● **Exercise description**:
Where does the string "power" appear in the records? Copy every line that contains it.

Collected data:
■ ■ ■ ■ ■

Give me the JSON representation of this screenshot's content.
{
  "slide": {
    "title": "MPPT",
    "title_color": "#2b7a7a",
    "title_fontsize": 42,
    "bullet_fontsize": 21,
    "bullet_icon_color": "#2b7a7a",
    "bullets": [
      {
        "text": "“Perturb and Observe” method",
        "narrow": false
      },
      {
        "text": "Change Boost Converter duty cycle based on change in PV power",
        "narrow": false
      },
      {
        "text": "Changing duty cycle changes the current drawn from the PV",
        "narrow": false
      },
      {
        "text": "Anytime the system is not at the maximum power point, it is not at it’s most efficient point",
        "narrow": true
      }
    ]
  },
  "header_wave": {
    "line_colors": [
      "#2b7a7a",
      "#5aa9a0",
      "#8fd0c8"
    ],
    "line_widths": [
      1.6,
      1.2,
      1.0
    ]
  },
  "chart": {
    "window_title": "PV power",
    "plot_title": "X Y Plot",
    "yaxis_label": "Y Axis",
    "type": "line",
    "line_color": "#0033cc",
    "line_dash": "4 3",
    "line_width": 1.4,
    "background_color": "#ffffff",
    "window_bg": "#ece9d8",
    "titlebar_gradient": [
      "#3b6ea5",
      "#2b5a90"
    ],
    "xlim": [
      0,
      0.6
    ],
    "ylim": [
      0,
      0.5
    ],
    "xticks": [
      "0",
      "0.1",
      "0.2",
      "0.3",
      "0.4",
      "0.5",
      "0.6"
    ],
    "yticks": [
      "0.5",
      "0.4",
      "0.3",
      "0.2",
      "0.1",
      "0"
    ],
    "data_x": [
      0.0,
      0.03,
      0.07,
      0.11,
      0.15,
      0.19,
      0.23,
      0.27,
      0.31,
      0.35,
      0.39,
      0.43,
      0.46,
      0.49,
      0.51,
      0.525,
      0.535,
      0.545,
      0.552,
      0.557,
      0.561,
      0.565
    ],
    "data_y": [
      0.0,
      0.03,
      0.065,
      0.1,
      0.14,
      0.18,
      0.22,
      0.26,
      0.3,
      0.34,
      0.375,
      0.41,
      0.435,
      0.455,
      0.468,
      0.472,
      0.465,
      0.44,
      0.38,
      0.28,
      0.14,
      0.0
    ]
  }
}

■ ■ ■ ■ ■

● **Solution to the problem**:
        "text": "Change Boost Converter duty cycle based on change in PV power",
        "text": "Anytime the system is not at the maximum power point, it is not at it’s most efficient point",
    "window_title": "PV power",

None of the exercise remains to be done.